Please copy out all of the rows below word for word, leaving out the pictures.
-------
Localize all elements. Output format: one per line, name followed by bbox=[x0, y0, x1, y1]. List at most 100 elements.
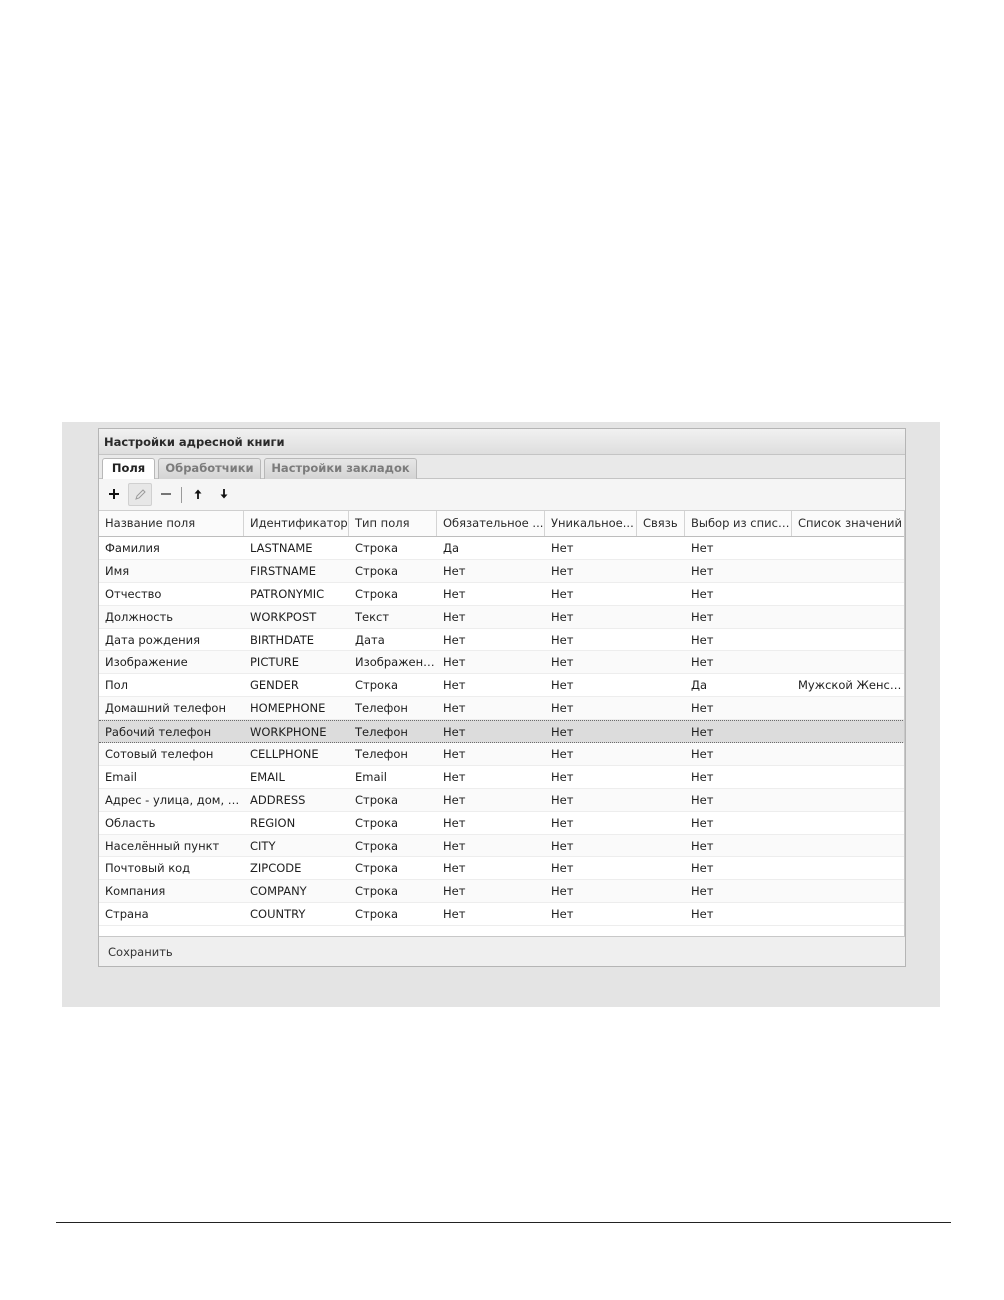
cell-required: Нет bbox=[443, 678, 466, 693]
cell-field-type: Телефон bbox=[355, 725, 408, 740]
table-row[interactable]: Населённый пункт CITY Строка Нет Нет Нет bbox=[99, 834, 905, 858]
column-header-required[interactable]: Обязательное ... bbox=[437, 511, 545, 536]
add-button[interactable] bbox=[102, 483, 126, 506]
cell-choose-from-list: Нет bbox=[691, 861, 714, 876]
table-row[interactable]: Email EMAIL Email Нет Нет Нет bbox=[99, 766, 905, 789]
column-header-choose-from-list[interactable]: Выбор из списка bbox=[685, 511, 792, 536]
table-row[interactable]: Компания COMPANY Строка Нет Нет Нет bbox=[99, 880, 905, 904]
address-book-settings-window: Настройки адресной книги Поля Обработчик… bbox=[98, 428, 906, 967]
cell-value-list bbox=[792, 629, 905, 651]
column-header-field-name[interactable]: Название поля bbox=[99, 511, 244, 536]
save-button[interactable]: Сохранить bbox=[108, 945, 173, 959]
cell-required: Нет bbox=[443, 725, 466, 740]
cell-required: Нет bbox=[443, 586, 466, 601]
cell-link bbox=[637, 674, 685, 696]
cell-identifier: ZIPCODE bbox=[250, 861, 302, 876]
cell-unique: Нет bbox=[551, 747, 574, 762]
cell-field-type: Email bbox=[355, 769, 387, 784]
cell-identifier: WORKPOST bbox=[250, 609, 317, 624]
cell-identifier: EMAIL bbox=[250, 769, 285, 784]
table-row[interactable]: Рабочий телефон WORKPHONE Телефон Нет Нет Нет bbox=[99, 720, 905, 744]
cell-value-list bbox=[792, 583, 905, 605]
table-row[interactable]: Имя FIRSTNAME Строка Нет Нет Нет bbox=[99, 559, 905, 583]
arrow-up-icon bbox=[194, 489, 202, 499]
cell-field-name: Дата рождения bbox=[105, 632, 201, 647]
cell-value-list bbox=[792, 721, 905, 743]
table-row[interactable]: Дата рождения BIRTHDATE Дата Нет Нет Нет bbox=[99, 629, 905, 652]
cell-field-type: Строка bbox=[355, 907, 399, 922]
cell-field-type: Строка bbox=[355, 563, 399, 578]
move-down-button[interactable] bbox=[212, 483, 236, 506]
cell-field-name: Домашний телефон bbox=[105, 701, 226, 716]
cell-required: Нет bbox=[443, 792, 466, 807]
cell-field-name: Почтовый код bbox=[105, 861, 191, 876]
window-header: Настройки адресной книги bbox=[99, 429, 905, 455]
move-up-button[interactable] bbox=[186, 483, 210, 506]
column-header-field-type[interactable]: Тип поля bbox=[349, 511, 437, 536]
cell-choose-from-list: Нет bbox=[691, 586, 714, 601]
table-row[interactable]: Изображение PICTURE Изображение Нет Нет Нет bbox=[99, 651, 905, 675]
cell-value-list bbox=[792, 697, 905, 719]
tab-fields[interactable]: Поля bbox=[102, 458, 155, 480]
cell-link bbox=[637, 606, 685, 628]
edit-button[interactable] bbox=[128, 483, 152, 506]
table-row[interactable]: Почтовый код ZIPCODE Строка Нет Нет Нет bbox=[99, 857, 905, 881]
cell-field-type: Строка bbox=[355, 884, 399, 899]
cell-required: Нет bbox=[443, 701, 466, 716]
cell-identifier: FIRSTNAME bbox=[250, 563, 316, 578]
cell-identifier: WORKPHONE bbox=[250, 725, 327, 740]
table-row[interactable]: Отчество PATRONYMIC Строка Нет Нет Нет bbox=[99, 583, 905, 606]
cell-link bbox=[637, 743, 685, 765]
cell-link bbox=[637, 835, 685, 857]
arrow-down-icon bbox=[220, 489, 228, 499]
cell-unique: Нет bbox=[551, 838, 574, 853]
cell-choose-from-list: Да bbox=[691, 678, 708, 693]
tab-bookmark-settings[interactable]: Настройки закладок bbox=[264, 458, 417, 479]
cell-identifier: REGION bbox=[250, 815, 296, 830]
cell-unique: Нет bbox=[551, 725, 574, 740]
table-row[interactable]: Область REGION Строка Нет Нет Нет bbox=[99, 812, 905, 835]
cell-field-name: Фамилия bbox=[105, 541, 160, 555]
window-footer: Сохранить bbox=[99, 936, 905, 966]
table-row[interactable]: Домашний телефон HOMEPHONE Телефон Нет Нет Не… bbox=[99, 697, 905, 721]
cell-choose-from-list: Нет bbox=[691, 541, 714, 555]
cell-value-list bbox=[792, 812, 905, 834]
cell-choose-from-list: Нет bbox=[691, 838, 714, 853]
remove-button[interactable] bbox=[154, 483, 178, 506]
cell-required: Нет bbox=[443, 884, 466, 899]
table-row[interactable]: Пол GENDER Строка Нет Нет Да Мужской Женск... bbox=[99, 674, 905, 698]
cell-unique: Нет bbox=[551, 792, 574, 807]
cell-required: Нет bbox=[443, 747, 466, 762]
cell-link bbox=[637, 812, 685, 834]
cell-unique: Нет bbox=[551, 678, 574, 693]
table-row[interactable]: Страна COUNTRY Строка Нет Нет Нет bbox=[99, 903, 905, 927]
column-header-unique[interactable]: Уникальное... bbox=[545, 511, 637, 536]
tab-bar: Поля Обработчики Настройки закладок bbox=[99, 455, 905, 480]
page-footer-rule bbox=[56, 1222, 951, 1223]
cell-link bbox=[637, 880, 685, 902]
cell-unique: Нет bbox=[551, 586, 574, 601]
cell-value-list bbox=[792, 651, 905, 673]
column-header-value-list[interactable]: Список значений bbox=[792, 511, 905, 536]
table-row[interactable]: Сотовый телефон CELLPHONE Телефон Нет Нет Нет bbox=[99, 743, 905, 766]
table-row[interactable]: Адрес - улица, дом, кв. ADDRESS Строка Нет Н… bbox=[99, 788, 905, 812]
cell-choose-from-list: Нет bbox=[691, 632, 714, 647]
cell-choose-from-list: Нет bbox=[691, 609, 714, 624]
toolbar bbox=[99, 479, 905, 511]
cell-value-list bbox=[792, 606, 905, 628]
cell-field-type: Телефон bbox=[355, 747, 408, 762]
column-header-link[interactable]: Связь bbox=[637, 511, 685, 536]
cell-choose-from-list: Нет bbox=[691, 884, 714, 899]
cell-required: Да bbox=[443, 541, 460, 555]
table-row[interactable]: Должность WORKPOST Текст Нет Нет Нет bbox=[99, 605, 905, 629]
cell-identifier: LASTNAME bbox=[250, 541, 313, 555]
column-header-identifier[interactable]: Идентификатор bbox=[244, 511, 349, 536]
tab-handlers[interactable]: Обработчики bbox=[158, 458, 261, 479]
cell-required: Нет bbox=[443, 609, 466, 624]
cell-field-type: Строка bbox=[355, 815, 399, 830]
table-row[interactable]: Фамилия LASTNAME Строка Да Нет Нет bbox=[99, 537, 905, 560]
cell-unique: Нет bbox=[551, 815, 574, 830]
cell-link bbox=[637, 857, 685, 879]
cell-value-list bbox=[792, 857, 905, 879]
cell-unique: Нет bbox=[551, 861, 574, 876]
-------
**Expected output**
Localize all elements. Output format: one per line, name followed by bbox=[x0, y0, x1, y1]. List at most 100 elements.
cell-required: Нет bbox=[443, 678, 466, 693]
cell-field-type: Телефон bbox=[355, 725, 408, 740]
table-row[interactable]: Населённый пункт CITY Строка Нет Нет Нет bbox=[99, 834, 905, 858]
column-header-required[interactable]: Обязательное ... bbox=[437, 511, 545, 536]
add-button[interactable] bbox=[102, 483, 126, 506]
cell-choose-from-list: Нет bbox=[691, 861, 714, 876]
table-row[interactable]: Email EMAIL Email Нет Нет Нет bbox=[99, 766, 905, 789]
column-header-choose-from-list[interactable]: Выбор из списка bbox=[685, 511, 792, 536]
table-row[interactable]: Компания COMPANY Строка Нет Нет Нет bbox=[99, 880, 905, 904]
address-book-settings-window: Настройки адресной книги Поля Обработчик… bbox=[98, 428, 906, 967]
cell-value-list bbox=[792, 629, 905, 651]
column-header-field-name[interactable]: Название поля bbox=[99, 511, 244, 536]
save-button[interactable]: Сохранить bbox=[108, 945, 173, 959]
cell-required: Нет bbox=[443, 725, 466, 740]
cell-required: Нет bbox=[443, 586, 466, 601]
cell-link bbox=[637, 674, 685, 696]
cell-identifier: ZIPCODE bbox=[250, 861, 302, 876]
cell-unique: Нет bbox=[551, 747, 574, 762]
cell-field-type: Email bbox=[355, 769, 387, 784]
cell-identifier: WORKPOST bbox=[250, 609, 317, 624]
cell-identifier: EMAIL bbox=[250, 769, 285, 784]
table-row[interactable]: Рабочий телефон WORKPHONE Телефон Нет Нет Нет bbox=[99, 720, 905, 744]
cell-value-list bbox=[792, 583, 905, 605]
table-row[interactable]: Имя FIRSTNAME Строка Нет Нет Нет bbox=[99, 559, 905, 583]
arrow-up-icon bbox=[194, 489, 202, 499]
cell-field-name: Дата рождения bbox=[105, 632, 201, 647]
cell-value-list bbox=[792, 721, 905, 743]
table-row[interactable]: Дата рождения BIRTHDATE Дата Нет Нет Нет bbox=[99, 629, 905, 652]
cell-field-type: Строка bbox=[355, 907, 399, 922]
cell-field-type: Строка bbox=[355, 563, 399, 578]
move-down-button[interactable] bbox=[212, 483, 236, 506]
cell-field-name: Домашний телефон bbox=[105, 701, 226, 716]
cell-required: Нет bbox=[443, 792, 466, 807]
cell-field-name: Почтовый код bbox=[105, 861, 191, 876]
window-header: Настройки адресной книги bbox=[99, 429, 905, 455]
move-up-button[interactable] bbox=[186, 483, 210, 506]
column-header-field-type[interactable]: Тип поля bbox=[349, 511, 437, 536]
cell-choose-from-list: Нет bbox=[691, 586, 714, 601]
table-row[interactable]: Изображение PICTURE Изображение Нет Нет Нет bbox=[99, 651, 905, 675]
cell-value-list bbox=[792, 697, 905, 719]
tab-fields[interactable]: Поля bbox=[102, 458, 155, 480]
cell-link bbox=[637, 606, 685, 628]
edit-button[interactable] bbox=[128, 483, 152, 506]
table-row[interactable]: Почтовый код ZIPCODE Строка Нет Нет Нет bbox=[99, 857, 905, 881]
cell-field-type: Строка bbox=[355, 884, 399, 899]
cell-required: Нет bbox=[443, 701, 466, 716]
cell-identifier: FIRSTNAME bbox=[250, 563, 316, 578]
cell-identifier: WORKPHONE bbox=[250, 725, 327, 740]
table-row[interactable]: Отчество PATRONYMIC Строка Нет Нет Нет bbox=[99, 583, 905, 606]
cell-link bbox=[637, 743, 685, 765]
cell-link bbox=[637, 835, 685, 857]
arrow-down-icon bbox=[220, 489, 228, 499]
cell-unique: Нет bbox=[551, 838, 574, 853]
cell-choose-from-list: Да bbox=[691, 678, 708, 693]
tab-bookmark-settings[interactable]: Настройки закладок bbox=[264, 458, 417, 479]
cell-identifier: REGION bbox=[250, 815, 296, 830]
cell-unique: Нет bbox=[551, 725, 574, 740]
table-row[interactable]: Область REGION Строка Нет Нет Нет bbox=[99, 812, 905, 835]
cell-field-name: Фамилия bbox=[105, 541, 160, 555]
window-footer: Сохранить bbox=[99, 936, 905, 966]
table-row[interactable]: Домашний телефон HOMEPHONE Телефон Нет Нет Не… bbox=[99, 697, 905, 721]
cell-choose-from-list: Нет bbox=[691, 541, 714, 555]
cell-value-list bbox=[792, 812, 905, 834]
cell-choose-from-list: Нет bbox=[691, 838, 714, 853]
remove-button[interactable] bbox=[154, 483, 178, 506]
cell-required: Нет bbox=[443, 884, 466, 899]
table-row[interactable]: Пол GENDER Строка Нет Нет Да Мужской Женск... bbox=[99, 674, 905, 698]
cell-unique: Нет bbox=[551, 792, 574, 807]
cell-required: Нет bbox=[443, 747, 466, 762]
cell-link bbox=[637, 812, 685, 834]
cell-unique: Нет bbox=[551, 678, 574, 693]
table-row[interactable]: Страна COUNTRY Строка Нет Нет Нет bbox=[99, 903, 905, 927]
column-header-unique[interactable]: Уникальное... bbox=[545, 511, 637, 536]
tab-bar: Поля Обработчики Настройки закладок bbox=[99, 455, 905, 480]
page-footer-rule bbox=[56, 1222, 951, 1223]
cell-link bbox=[637, 880, 685, 902]
cell-unique: Нет bbox=[551, 586, 574, 601]
cell-value-list bbox=[792, 651, 905, 673]
column-header-value-list[interactable]: Список значений bbox=[792, 511, 905, 536]
table-row[interactable]: Сотовый телефон CELLPHONE Телефон Нет Нет Нет bbox=[99, 743, 905, 766]
table-row[interactable]: Адрес - улица, дом, кв. ADDRESS Строка Нет Н… bbox=[99, 788, 905, 812]
cell-choose-from-list: Нет bbox=[691, 632, 714, 647]
cell-choose-from-list: Нет bbox=[691, 609, 714, 624]
toolbar bbox=[99, 479, 905, 511]
cell-value-list bbox=[792, 606, 905, 628]
cell-field-type: Телефон bbox=[355, 747, 408, 762]
column-header-link[interactable]: Связь bbox=[637, 511, 685, 536]
cell-choose-from-list: Нет bbox=[691, 884, 714, 899]
cell-required: Да bbox=[443, 541, 460, 555]
table-row[interactable]: Должность WORKPOST Текст Нет Нет Нет bbox=[99, 605, 905, 629]
cell-identifier: LASTNAME bbox=[250, 541, 313, 555]
column-header-identifier[interactable]: Идентификатор bbox=[244, 511, 349, 536]
tab-handlers[interactable]: Обработчики bbox=[158, 458, 261, 479]
cell-required: Нет bbox=[443, 609, 466, 624]
cell-field-type: Строка bbox=[355, 815, 399, 830]
table-row[interactable]: Фамилия LASTNAME Строка Да Нет Нет bbox=[99, 537, 905, 560]
cell-unique: Нет bbox=[551, 815, 574, 830]
cell-link bbox=[637, 857, 685, 879]
cell-value-list bbox=[792, 857, 905, 879]
cell-unique: Нет bbox=[551, 861, 574, 876]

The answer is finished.